## Dataset records
────────────────

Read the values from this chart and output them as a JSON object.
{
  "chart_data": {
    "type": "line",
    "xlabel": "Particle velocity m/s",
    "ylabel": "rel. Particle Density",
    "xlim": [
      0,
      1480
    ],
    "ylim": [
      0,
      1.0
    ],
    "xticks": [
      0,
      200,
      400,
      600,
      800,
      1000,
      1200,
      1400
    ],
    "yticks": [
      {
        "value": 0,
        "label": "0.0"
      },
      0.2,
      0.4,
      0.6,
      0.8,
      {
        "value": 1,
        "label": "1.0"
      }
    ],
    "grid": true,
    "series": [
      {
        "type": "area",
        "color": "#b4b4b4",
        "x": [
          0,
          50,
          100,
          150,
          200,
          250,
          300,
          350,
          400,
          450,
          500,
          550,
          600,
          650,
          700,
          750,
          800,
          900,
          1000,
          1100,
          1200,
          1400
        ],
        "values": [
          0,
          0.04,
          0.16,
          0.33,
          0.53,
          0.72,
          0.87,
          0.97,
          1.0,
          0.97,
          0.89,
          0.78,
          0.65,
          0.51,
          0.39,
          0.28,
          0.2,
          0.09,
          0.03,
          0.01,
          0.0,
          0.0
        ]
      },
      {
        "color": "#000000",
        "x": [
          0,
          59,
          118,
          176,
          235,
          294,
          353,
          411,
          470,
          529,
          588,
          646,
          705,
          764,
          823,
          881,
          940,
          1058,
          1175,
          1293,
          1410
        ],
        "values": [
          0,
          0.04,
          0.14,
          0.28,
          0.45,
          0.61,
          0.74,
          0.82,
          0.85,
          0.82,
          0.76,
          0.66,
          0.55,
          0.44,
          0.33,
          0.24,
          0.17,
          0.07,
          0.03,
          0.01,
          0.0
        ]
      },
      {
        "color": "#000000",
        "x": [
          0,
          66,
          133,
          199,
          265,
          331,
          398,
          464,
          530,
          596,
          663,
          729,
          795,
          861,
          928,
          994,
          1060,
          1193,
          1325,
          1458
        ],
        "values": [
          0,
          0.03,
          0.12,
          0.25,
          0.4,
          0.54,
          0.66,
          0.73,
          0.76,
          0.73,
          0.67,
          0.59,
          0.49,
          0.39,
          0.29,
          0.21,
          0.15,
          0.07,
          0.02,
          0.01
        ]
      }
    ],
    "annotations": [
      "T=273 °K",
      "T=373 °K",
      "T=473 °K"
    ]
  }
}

────────────────

## Task goal
Repeat the material above in full, keeping every word.

## Output
Read the values from this chart and output them as a JSON object.
{
  "chart_data": {
    "type": "line",
    "xlabel": "Particle velocity m/s",
    "ylabel": "rel. Particle Density",
    "xlim": [
      0,
      1480
    ],
    "ylim": [
      0,
      1.0
    ],
    "xticks": [
      0,
      200,
      400,
      600,
      800,
      1000,
      1200,
      1400
    ],
    "yticks": [
      {
        "value": 0,
        "label": "0.0"
      },
      0.2,
      0.4,
      0.6,
      0.8,
      {
        "value": 1,
        "label": "1.0"
      }
    ],
    "grid": true,
    "series": [
      {
        "type": "area",
        "color": "#b4b4b4",
        "x": [
          0,
          50,
          100,
          150,
          200,
          250,
          300,
          350,
          400,
          450,
          500,
          550,
          600,
          650,
          700,
          750,
          800,
          900,
          1000,
          1100,
          1200,
          1400
        ],
        "values": [
          0,
          0.04,
          0.16,
          0.33,
          0.53,
          0.72,
          0.87,
          0.97,
          1.0,
          0.97,
          0.89,
          0.78,
          0.65,
          0.51,
          0.39,
          0.28,
          0.2,
          0.09,
          0.03,
          0.01,
          0.0,
          0.0
        ]
      },
      {
        "color": "#000000",
        "x": [
          0,
          59,
          118,
          176,
          235,
          294,
          353,
          411,
          470,
          529,
          588,
          646,
          705,
          764,
          823,
          881,
          940,
          1058,
          1175,
          1293,
          1410
        ],
        "values": [
          0,
          0.04,
          0.14,
          0.28,
          0.45,
          0.61,
          0.74,
          0.82,
          0.85,
          0.82,
          0.76,
          0.66,
          0.55,
          0.44,
          0.33,
          0.24,
          0.17,
          0.07,
          0.03,
          0.01,
          0.0
        ]
      },
      {
        "color": "#000000",
        "x": [
          0,
          66,
          133,
          199,
          265,
          331,
          398,
          464,
          530,
          596,
          663,
          729,
          795,
          861,
          928,
          994,
          1060,
          1193,
          1325,
          1458
        ],
        "values": [
          0,
          0.03,
          0.12,
          0.25,
          0.4,
          0.54,
          0.66,
          0.73,
          0.76,
          0.73,
          0.67,
          0.59,
          0.49,
          0.39,
          0.29,
          0.21,
          0.15,
          0.07,
          0.02,
          0.01
        ]
      }
    ],
    "annotations": [
      "T=273 °K",
      "T=373 °K",
      "T=473 °K"
    ]
  }
}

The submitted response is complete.